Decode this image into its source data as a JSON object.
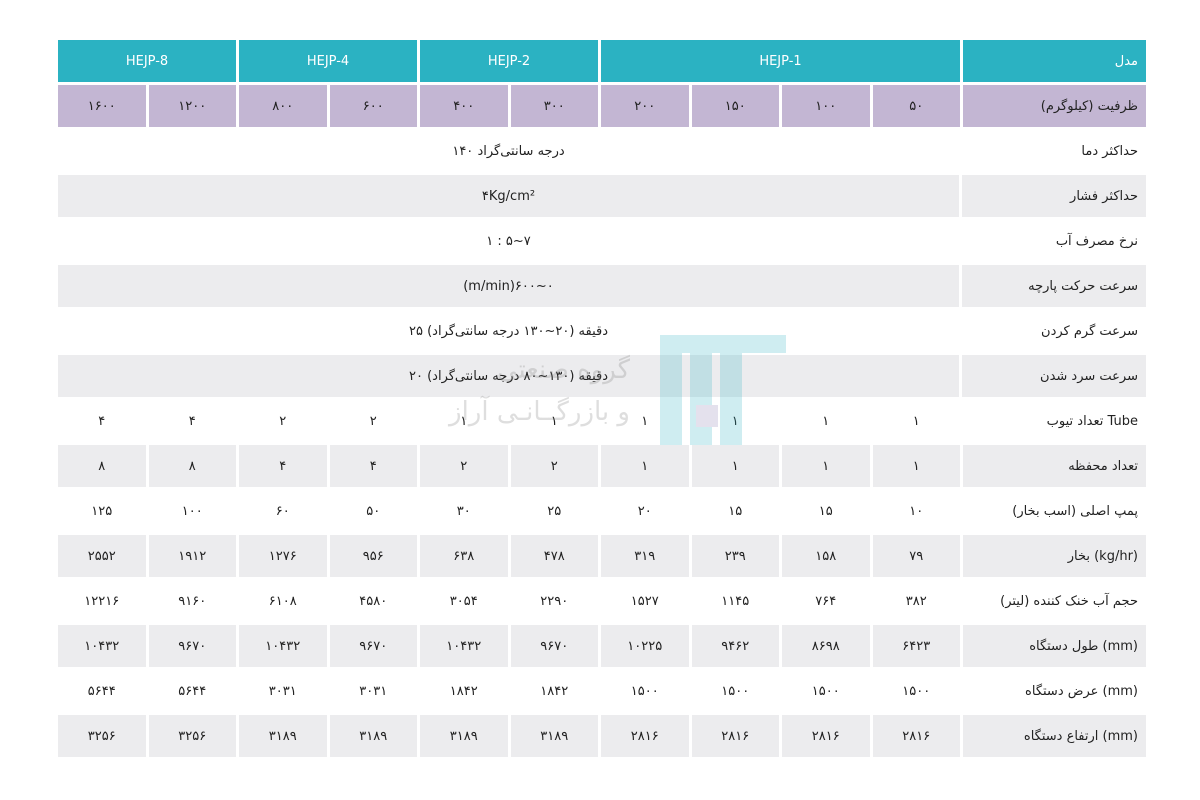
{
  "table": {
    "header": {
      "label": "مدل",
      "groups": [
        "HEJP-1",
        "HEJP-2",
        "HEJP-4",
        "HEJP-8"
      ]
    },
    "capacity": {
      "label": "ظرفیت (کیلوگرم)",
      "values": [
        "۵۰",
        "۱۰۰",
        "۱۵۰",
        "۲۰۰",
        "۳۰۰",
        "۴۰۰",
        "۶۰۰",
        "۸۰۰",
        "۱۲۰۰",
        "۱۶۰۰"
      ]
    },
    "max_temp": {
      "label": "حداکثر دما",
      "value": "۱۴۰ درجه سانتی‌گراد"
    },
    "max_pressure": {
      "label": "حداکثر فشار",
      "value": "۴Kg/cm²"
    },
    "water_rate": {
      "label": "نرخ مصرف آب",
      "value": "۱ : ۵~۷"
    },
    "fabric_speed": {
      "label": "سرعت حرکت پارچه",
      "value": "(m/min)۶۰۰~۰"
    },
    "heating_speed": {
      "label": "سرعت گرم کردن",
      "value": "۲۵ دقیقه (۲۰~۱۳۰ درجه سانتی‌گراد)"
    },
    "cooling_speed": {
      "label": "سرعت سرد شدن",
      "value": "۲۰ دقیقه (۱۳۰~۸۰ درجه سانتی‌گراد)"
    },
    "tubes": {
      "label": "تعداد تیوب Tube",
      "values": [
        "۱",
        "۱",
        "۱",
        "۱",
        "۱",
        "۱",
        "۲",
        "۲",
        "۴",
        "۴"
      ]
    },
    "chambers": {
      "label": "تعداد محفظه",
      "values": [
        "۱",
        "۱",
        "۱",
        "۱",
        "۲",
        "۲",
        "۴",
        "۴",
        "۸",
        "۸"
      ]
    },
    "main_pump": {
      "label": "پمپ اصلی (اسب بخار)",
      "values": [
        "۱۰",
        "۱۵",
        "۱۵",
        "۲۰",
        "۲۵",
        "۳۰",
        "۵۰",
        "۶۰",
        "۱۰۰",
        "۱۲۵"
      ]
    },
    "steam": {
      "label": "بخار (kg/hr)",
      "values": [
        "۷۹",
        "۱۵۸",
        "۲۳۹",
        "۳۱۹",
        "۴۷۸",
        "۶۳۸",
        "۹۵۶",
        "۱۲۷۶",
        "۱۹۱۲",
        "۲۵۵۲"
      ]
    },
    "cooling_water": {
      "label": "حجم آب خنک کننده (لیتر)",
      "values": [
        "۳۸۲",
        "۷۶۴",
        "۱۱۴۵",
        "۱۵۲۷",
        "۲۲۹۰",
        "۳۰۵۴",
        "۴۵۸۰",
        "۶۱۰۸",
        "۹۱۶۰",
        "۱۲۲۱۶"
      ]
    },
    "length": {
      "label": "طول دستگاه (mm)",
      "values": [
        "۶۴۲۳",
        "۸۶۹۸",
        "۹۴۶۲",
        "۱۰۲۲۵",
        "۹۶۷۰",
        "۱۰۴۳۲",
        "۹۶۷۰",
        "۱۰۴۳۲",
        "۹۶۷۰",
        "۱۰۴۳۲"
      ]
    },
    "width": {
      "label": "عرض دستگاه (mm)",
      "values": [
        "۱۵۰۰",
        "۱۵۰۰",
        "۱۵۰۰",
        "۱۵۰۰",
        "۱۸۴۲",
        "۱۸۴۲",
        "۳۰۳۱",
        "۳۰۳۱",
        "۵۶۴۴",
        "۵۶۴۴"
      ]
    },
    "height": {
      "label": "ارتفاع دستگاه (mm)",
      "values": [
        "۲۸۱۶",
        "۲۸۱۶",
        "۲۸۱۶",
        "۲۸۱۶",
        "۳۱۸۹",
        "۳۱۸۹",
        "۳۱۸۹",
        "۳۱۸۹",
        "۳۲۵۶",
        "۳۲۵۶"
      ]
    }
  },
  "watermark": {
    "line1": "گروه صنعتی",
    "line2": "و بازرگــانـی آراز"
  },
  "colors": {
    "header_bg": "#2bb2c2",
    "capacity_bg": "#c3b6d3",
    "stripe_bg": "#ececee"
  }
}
++++++++++
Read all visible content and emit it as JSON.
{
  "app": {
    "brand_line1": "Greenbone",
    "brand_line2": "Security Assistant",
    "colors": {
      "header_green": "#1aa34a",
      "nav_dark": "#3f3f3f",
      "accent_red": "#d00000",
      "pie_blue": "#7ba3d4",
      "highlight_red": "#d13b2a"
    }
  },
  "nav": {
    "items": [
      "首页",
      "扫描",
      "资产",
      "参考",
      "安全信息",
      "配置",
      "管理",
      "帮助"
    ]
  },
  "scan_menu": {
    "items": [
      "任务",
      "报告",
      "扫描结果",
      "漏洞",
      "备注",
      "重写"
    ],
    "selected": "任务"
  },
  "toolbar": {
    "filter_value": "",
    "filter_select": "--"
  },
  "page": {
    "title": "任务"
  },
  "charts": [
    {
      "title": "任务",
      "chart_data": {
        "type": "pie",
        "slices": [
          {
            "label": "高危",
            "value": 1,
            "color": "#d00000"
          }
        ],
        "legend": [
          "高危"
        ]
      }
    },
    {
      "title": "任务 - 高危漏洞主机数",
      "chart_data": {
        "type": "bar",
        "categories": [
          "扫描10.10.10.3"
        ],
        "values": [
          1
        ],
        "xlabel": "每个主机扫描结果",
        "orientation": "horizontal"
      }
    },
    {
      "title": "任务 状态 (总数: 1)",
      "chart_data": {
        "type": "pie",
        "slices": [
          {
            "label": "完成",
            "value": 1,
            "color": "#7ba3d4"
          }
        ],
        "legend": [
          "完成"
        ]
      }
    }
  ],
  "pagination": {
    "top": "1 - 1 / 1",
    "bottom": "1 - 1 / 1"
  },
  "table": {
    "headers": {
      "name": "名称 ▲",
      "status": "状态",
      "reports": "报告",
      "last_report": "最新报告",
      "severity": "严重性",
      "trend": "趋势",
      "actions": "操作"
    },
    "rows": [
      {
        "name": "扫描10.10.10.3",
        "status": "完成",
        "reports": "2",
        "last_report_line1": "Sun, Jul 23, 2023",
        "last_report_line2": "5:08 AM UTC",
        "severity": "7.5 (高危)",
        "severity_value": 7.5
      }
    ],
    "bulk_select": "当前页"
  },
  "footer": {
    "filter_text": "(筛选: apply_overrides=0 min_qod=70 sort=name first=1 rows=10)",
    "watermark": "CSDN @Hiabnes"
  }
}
++++++++++
◆ Short exercise: Only the number is wanted: how many lines of these entries contain the string "تعداد"?

◆ Worked solution: 2